Pictures do not belong in the copy. Return all of the entries exactly.

--------------------

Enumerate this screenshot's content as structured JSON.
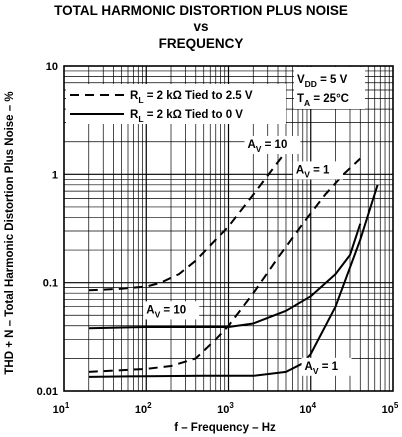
{
  "chart_data": {
    "type": "line",
    "title_lines": [
      "TOTAL HARMONIC DISTORTION PLUS NOISE",
      "vs",
      "FREQUENCY"
    ],
    "xlabel": "f – Frequency – Hz",
    "ylabel": "THD + N – Total Harmonic Distortion Plus Noise – %",
    "x_scale": "log",
    "y_scale": "log",
    "xlim": [
      10,
      100000
    ],
    "ylim": [
      0.01,
      10
    ],
    "x_ticks": [
      {
        "value": 10,
        "base": "10",
        "exp": "1"
      },
      {
        "value": 100,
        "base": "10",
        "exp": "2"
      },
      {
        "value": 1000,
        "base": "10",
        "exp": "3"
      },
      {
        "value": 10000,
        "base": "10",
        "exp": "4"
      },
      {
        "value": 100000,
        "base": "10",
        "exp": "5"
      }
    ],
    "y_ticks": [
      {
        "value": 10,
        "label": "10"
      },
      {
        "value": 1,
        "label": "1"
      },
      {
        "value": 0.1,
        "label": "0.1"
      },
      {
        "value": 0.01,
        "label": "0.01"
      }
    ],
    "grid": true,
    "legend_placement": "top-left",
    "legend": [
      {
        "style": "dashed",
        "pre": "R",
        "sub": "L",
        "post": " = 2 kΩ Tied to 2.5 V"
      },
      {
        "style": "solid",
        "pre": "R",
        "sub": "L",
        "post": " = 2 kΩ Tied to 0 V"
      }
    ],
    "conditions": [
      {
        "pre": "V",
        "sub": "DD",
        "post": " = 5 V"
      },
      {
        "pre": "T",
        "sub": "A",
        "post": " = 25°C"
      }
    ],
    "series": [
      {
        "style": "dashed",
        "gain": "A_V = 10",
        "points": [
          [
            20,
            0.085
          ],
          [
            50,
            0.088
          ],
          [
            100,
            0.092
          ],
          [
            150,
            0.1
          ],
          [
            250,
            0.12
          ],
          [
            400,
            0.16
          ],
          [
            700,
            0.25
          ],
          [
            1000,
            0.33
          ],
          [
            2000,
            0.65
          ],
          [
            4000,
            1.3
          ],
          [
            6500,
            2.1
          ]
        ]
      },
      {
        "style": "dashed",
        "gain": "A_V = 1",
        "points": [
          [
            20,
            0.015
          ],
          [
            100,
            0.016
          ],
          [
            200,
            0.017
          ],
          [
            400,
            0.02
          ],
          [
            700,
            0.03
          ],
          [
            1000,
            0.04
          ],
          [
            2000,
            0.08
          ],
          [
            4000,
            0.17
          ],
          [
            8000,
            0.35
          ],
          [
            15000,
            0.65
          ],
          [
            25000,
            1.0
          ],
          [
            40000,
            1.4
          ]
        ]
      },
      {
        "style": "solid",
        "gain": "A_V = 10",
        "points": [
          [
            20,
            0.038
          ],
          [
            100,
            0.039
          ],
          [
            500,
            0.039
          ],
          [
            1000,
            0.039
          ],
          [
            2000,
            0.042
          ],
          [
            5000,
            0.055
          ],
          [
            10000,
            0.075
          ],
          [
            20000,
            0.12
          ],
          [
            30000,
            0.18
          ],
          [
            40000,
            0.35
          ]
        ]
      },
      {
        "style": "solid",
        "gain": "A_V = 1",
        "points": [
          [
            20,
            0.0135
          ],
          [
            100,
            0.0137
          ],
          [
            500,
            0.0138
          ],
          [
            2000,
            0.0138
          ],
          [
            5000,
            0.015
          ],
          [
            8000,
            0.018
          ],
          [
            10000,
            0.022
          ],
          [
            20000,
            0.06
          ],
          [
            40000,
            0.25
          ],
          [
            65000,
            0.8
          ]
        ]
      }
    ],
    "annotations": [
      {
        "pre": "A",
        "sub": "V",
        "post": " = 10",
        "series": 0
      },
      {
        "pre": "A",
        "sub": "V",
        "post": " = 1",
        "series": 1
      },
      {
        "pre": "A",
        "sub": "V",
        "post": " = 10",
        "series": 2
      },
      {
        "pre": "A",
        "sub": "V",
        "post": " = 1",
        "series": 3
      }
    ]
  }
}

--------------------

[Finished answer]
Enumerate this screenshot's content as structured JSON.
{
  "chart_data": {
    "type": "line",
    "title_lines": [
      "TOTAL HARMONIC DISTORTION PLUS NOISE",
      "vs",
      "FREQUENCY"
    ],
    "xlabel": "f – Frequency – Hz",
    "ylabel": "THD + N – Total Harmonic Distortion Plus Noise – %",
    "x_scale": "log",
    "y_scale": "log",
    "xlim": [
      10,
      100000
    ],
    "ylim": [
      0.01,
      10
    ],
    "x_ticks": [
      {
        "value": 10,
        "base": "10",
        "exp": "1"
      },
      {
        "value": 100,
        "base": "10",
        "exp": "2"
      },
      {
        "value": 1000,
        "base": "10",
        "exp": "3"
      },
      {
        "value": 10000,
        "base": "10",
        "exp": "4"
      },
      {
        "value": 100000,
        "base": "10",
        "exp": "5"
      }
    ],
    "y_ticks": [
      {
        "value": 10,
        "label": "10"
      },
      {
        "value": 1,
        "label": "1"
      },
      {
        "value": 0.1,
        "label": "0.1"
      },
      {
        "value": 0.01,
        "label": "0.01"
      }
    ],
    "grid": true,
    "legend_placement": "top-left",
    "legend": [
      {
        "style": "dashed",
        "pre": "R",
        "sub": "L",
        "post": " = 2 kΩ Tied to 2.5 V"
      },
      {
        "style": "solid",
        "pre": "R",
        "sub": "L",
        "post": " = 2 kΩ Tied to 0 V"
      }
    ],
    "conditions": [
      {
        "pre": "V",
        "sub": "DD",
        "post": " = 5 V"
      },
      {
        "pre": "T",
        "sub": "A",
        "post": " = 25°C"
      }
    ],
    "series": [
      {
        "style": "dashed",
        "gain": "A_V = 10",
        "points": [
          [
            20,
            0.085
          ],
          [
            50,
            0.088
          ],
          [
            100,
            0.092
          ],
          [
            150,
            0.1
          ],
          [
            250,
            0.12
          ],
          [
            400,
            0.16
          ],
          [
            700,
            0.25
          ],
          [
            1000,
            0.33
          ],
          [
            2000,
            0.65
          ],
          [
            4000,
            1.3
          ],
          [
            6500,
            2.1
          ]
        ]
      },
      {
        "style": "dashed",
        "gain": "A_V = 1",
        "points": [
          [
            20,
            0.015
          ],
          [
            100,
            0.016
          ],
          [
            200,
            0.017
          ],
          [
            400,
            0.02
          ],
          [
            700,
            0.03
          ],
          [
            1000,
            0.04
          ],
          [
            2000,
            0.08
          ],
          [
            4000,
            0.17
          ],
          [
            8000,
            0.35
          ],
          [
            15000,
            0.65
          ],
          [
            25000,
            1.0
          ],
          [
            40000,
            1.4
          ]
        ]
      },
      {
        "style": "solid",
        "gain": "A_V = 10",
        "points": [
          [
            20,
            0.038
          ],
          [
            100,
            0.039
          ],
          [
            500,
            0.039
          ],
          [
            1000,
            0.039
          ],
          [
            2000,
            0.042
          ],
          [
            5000,
            0.055
          ],
          [
            10000,
            0.075
          ],
          [
            20000,
            0.12
          ],
          [
            30000,
            0.18
          ],
          [
            40000,
            0.35
          ]
        ]
      },
      {
        "style": "solid",
        "gain": "A_V = 1",
        "points": [
          [
            20,
            0.0135
          ],
          [
            100,
            0.0137
          ],
          [
            500,
            0.0138
          ],
          [
            2000,
            0.0138
          ],
          [
            5000,
            0.015
          ],
          [
            8000,
            0.018
          ],
          [
            10000,
            0.022
          ],
          [
            20000,
            0.06
          ],
          [
            40000,
            0.25
          ],
          [
            65000,
            0.8
          ]
        ]
      }
    ],
    "annotations": [
      {
        "pre": "A",
        "sub": "V",
        "post": " = 10",
        "series": 0
      },
      {
        "pre": "A",
        "sub": "V",
        "post": " = 1",
        "series": 1
      },
      {
        "pre": "A",
        "sub": "V",
        "post": " = 10",
        "series": 2
      },
      {
        "pre": "A",
        "sub": "V",
        "post": " = 1",
        "series": 3
      }
    ]
  }
}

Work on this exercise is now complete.